Stored entries:
::::
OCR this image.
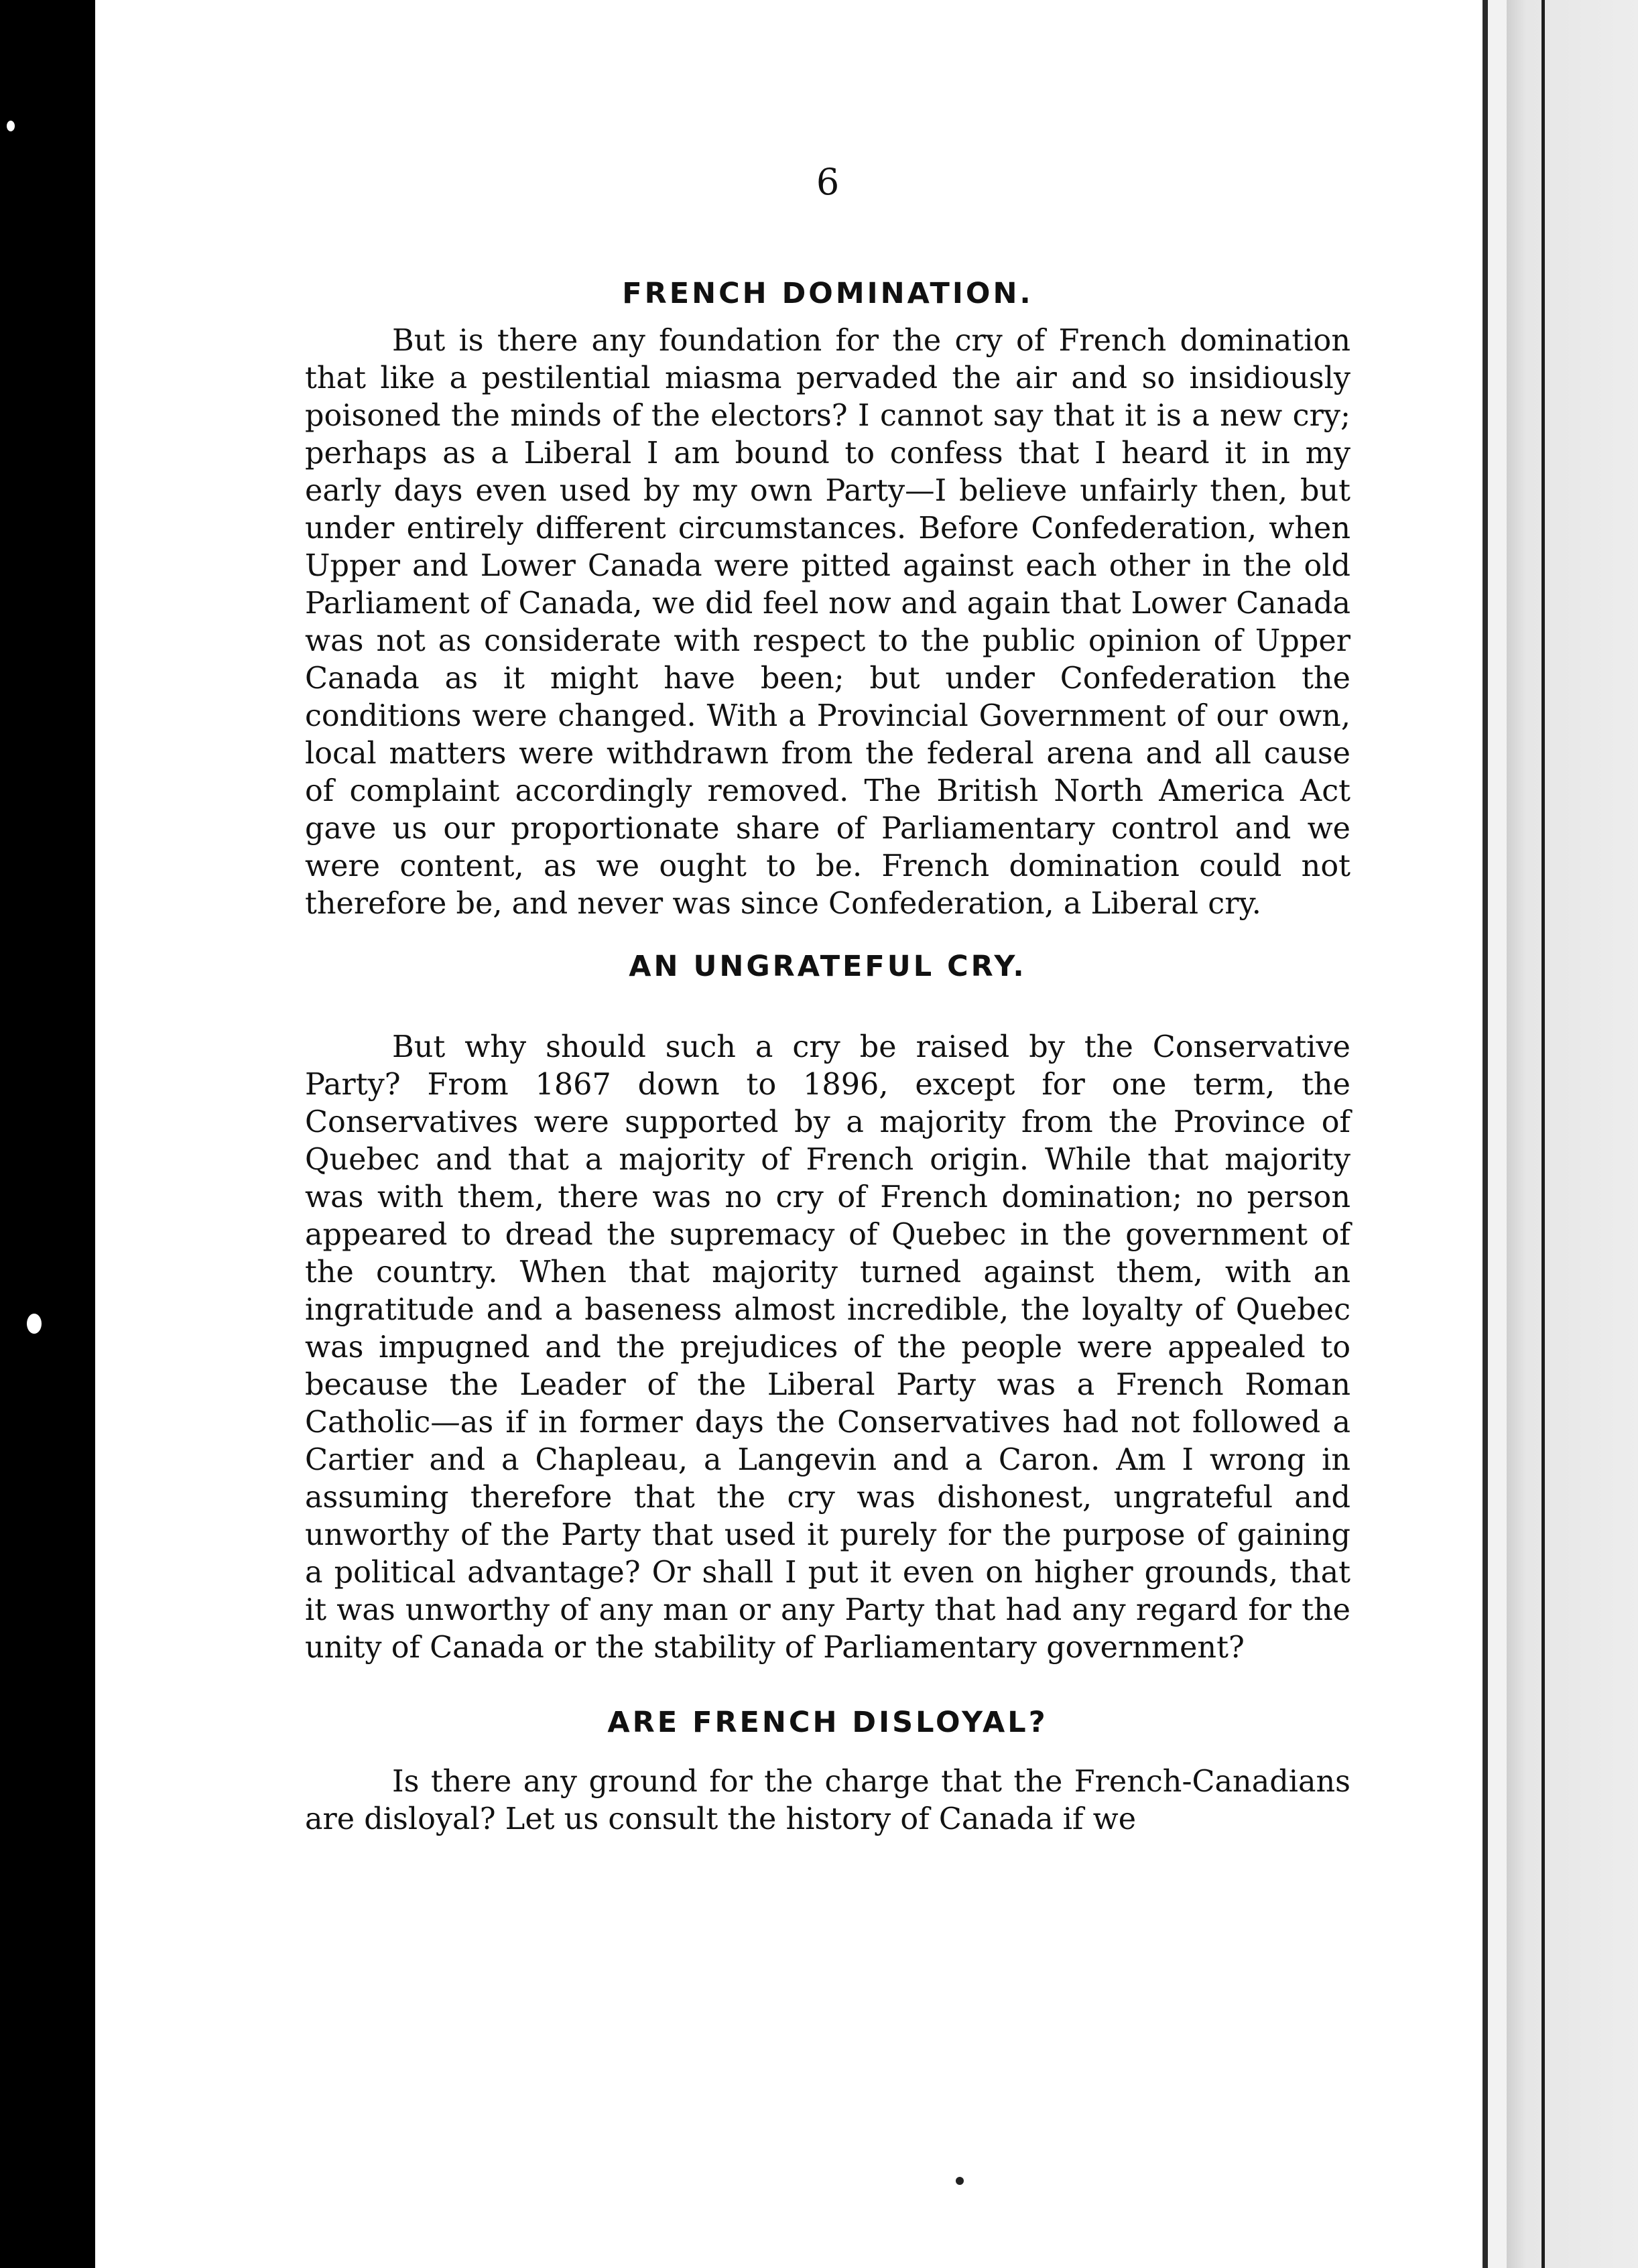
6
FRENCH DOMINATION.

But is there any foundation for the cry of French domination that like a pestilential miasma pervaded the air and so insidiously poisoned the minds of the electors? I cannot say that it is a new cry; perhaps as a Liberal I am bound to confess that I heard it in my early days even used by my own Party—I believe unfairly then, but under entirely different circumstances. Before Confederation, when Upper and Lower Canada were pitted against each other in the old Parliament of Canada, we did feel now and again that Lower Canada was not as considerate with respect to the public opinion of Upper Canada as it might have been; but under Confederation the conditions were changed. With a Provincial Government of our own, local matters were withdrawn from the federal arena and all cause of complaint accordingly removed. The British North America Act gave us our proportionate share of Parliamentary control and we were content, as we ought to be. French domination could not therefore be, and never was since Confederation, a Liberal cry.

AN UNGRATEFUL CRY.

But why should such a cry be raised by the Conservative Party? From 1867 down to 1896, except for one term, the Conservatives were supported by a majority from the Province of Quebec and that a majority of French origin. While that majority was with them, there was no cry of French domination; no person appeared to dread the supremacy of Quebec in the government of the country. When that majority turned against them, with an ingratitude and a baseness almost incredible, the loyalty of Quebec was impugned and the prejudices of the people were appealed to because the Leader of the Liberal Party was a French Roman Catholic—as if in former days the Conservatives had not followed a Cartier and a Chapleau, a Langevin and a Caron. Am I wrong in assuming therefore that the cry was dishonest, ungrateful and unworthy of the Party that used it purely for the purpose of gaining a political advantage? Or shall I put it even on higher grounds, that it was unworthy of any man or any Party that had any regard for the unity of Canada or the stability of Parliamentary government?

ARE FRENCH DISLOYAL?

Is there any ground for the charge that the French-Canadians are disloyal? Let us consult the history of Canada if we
::::
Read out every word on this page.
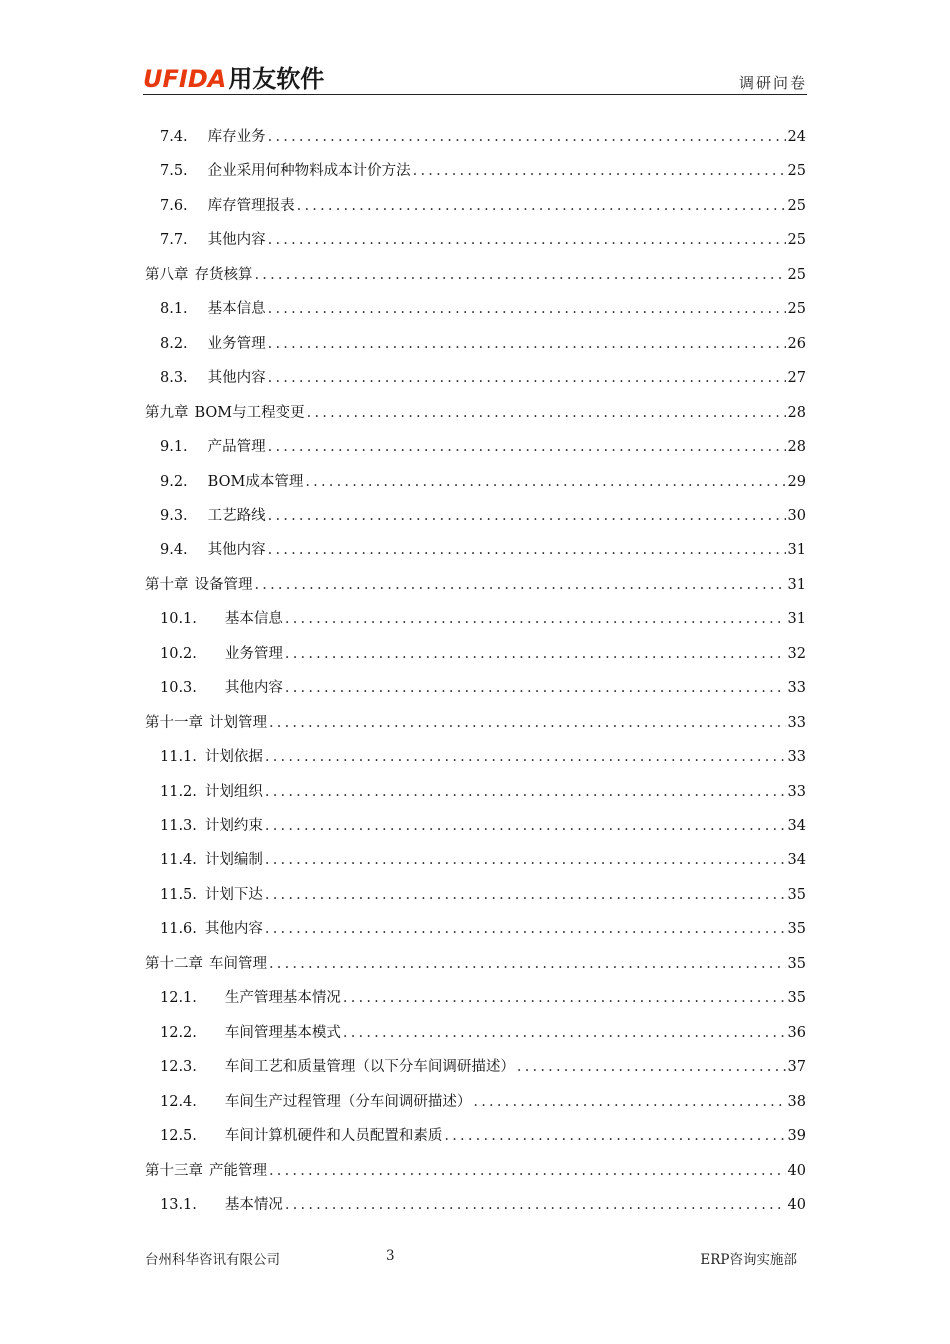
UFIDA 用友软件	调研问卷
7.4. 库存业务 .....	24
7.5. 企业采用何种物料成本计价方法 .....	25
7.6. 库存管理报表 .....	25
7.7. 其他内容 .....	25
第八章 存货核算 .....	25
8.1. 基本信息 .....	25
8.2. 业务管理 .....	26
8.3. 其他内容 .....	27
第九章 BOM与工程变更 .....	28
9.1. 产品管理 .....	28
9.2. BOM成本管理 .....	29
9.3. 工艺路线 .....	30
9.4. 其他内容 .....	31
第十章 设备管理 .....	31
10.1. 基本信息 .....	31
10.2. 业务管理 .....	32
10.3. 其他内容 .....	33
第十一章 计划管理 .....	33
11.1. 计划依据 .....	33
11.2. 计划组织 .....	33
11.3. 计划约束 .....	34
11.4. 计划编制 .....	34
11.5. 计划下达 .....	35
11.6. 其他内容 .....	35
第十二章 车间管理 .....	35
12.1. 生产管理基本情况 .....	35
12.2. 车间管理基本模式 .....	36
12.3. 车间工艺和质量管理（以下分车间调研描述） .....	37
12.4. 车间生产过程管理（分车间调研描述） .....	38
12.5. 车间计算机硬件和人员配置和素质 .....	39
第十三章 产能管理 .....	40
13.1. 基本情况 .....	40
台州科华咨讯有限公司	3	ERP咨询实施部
::::
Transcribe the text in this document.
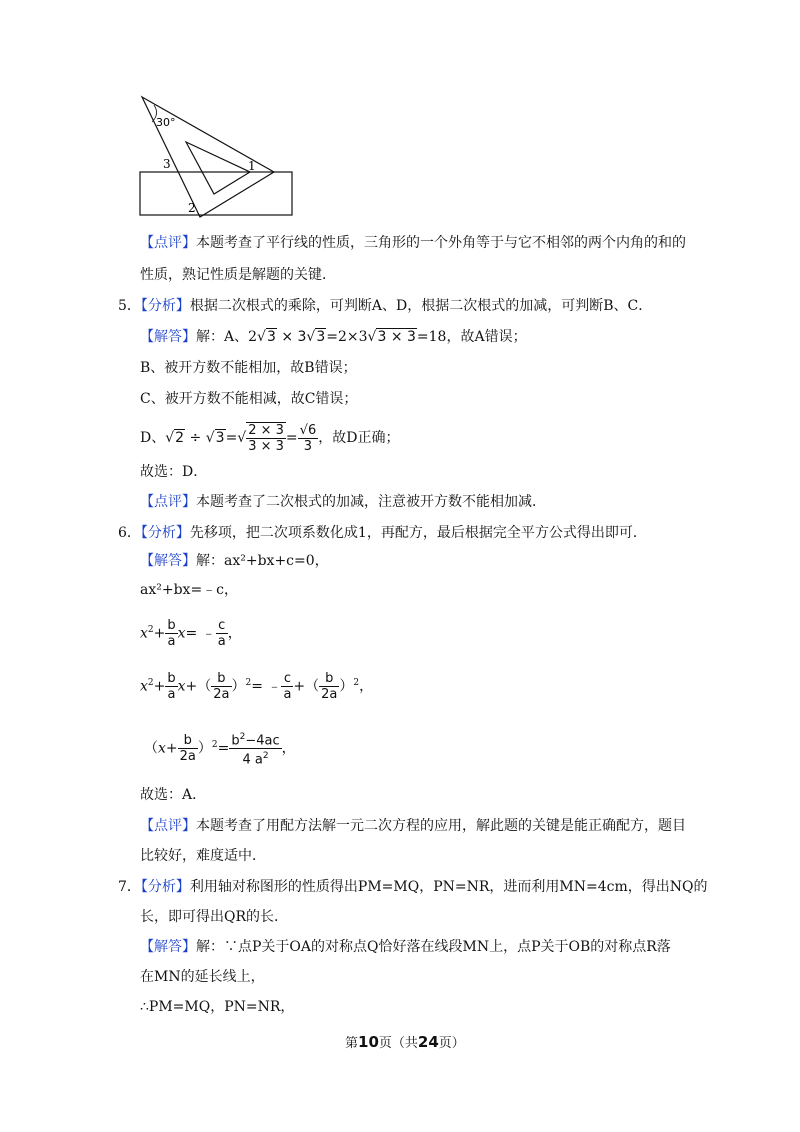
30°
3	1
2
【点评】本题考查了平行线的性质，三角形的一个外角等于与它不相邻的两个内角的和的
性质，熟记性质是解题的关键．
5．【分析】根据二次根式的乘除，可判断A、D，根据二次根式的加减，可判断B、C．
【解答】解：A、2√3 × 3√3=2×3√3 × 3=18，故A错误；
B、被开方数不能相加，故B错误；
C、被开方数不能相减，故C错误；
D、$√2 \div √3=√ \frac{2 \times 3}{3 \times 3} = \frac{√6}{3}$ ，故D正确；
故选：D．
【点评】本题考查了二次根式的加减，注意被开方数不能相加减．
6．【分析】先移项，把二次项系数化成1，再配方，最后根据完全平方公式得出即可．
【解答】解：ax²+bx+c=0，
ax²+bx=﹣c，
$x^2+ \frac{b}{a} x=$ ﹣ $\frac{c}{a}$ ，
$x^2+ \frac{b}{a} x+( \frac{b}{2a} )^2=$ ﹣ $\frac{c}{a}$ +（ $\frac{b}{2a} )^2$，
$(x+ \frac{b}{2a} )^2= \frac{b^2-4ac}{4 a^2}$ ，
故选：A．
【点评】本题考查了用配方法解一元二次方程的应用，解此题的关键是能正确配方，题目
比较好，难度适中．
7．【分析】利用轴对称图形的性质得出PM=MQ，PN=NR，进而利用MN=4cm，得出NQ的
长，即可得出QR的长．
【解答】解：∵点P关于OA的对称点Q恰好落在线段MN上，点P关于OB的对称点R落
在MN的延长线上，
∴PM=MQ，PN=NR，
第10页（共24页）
::::
• [Exercise requirements]:
Only the number is wanted: how many lines in the data include the string "其他内容"?

• [Task solution]:
5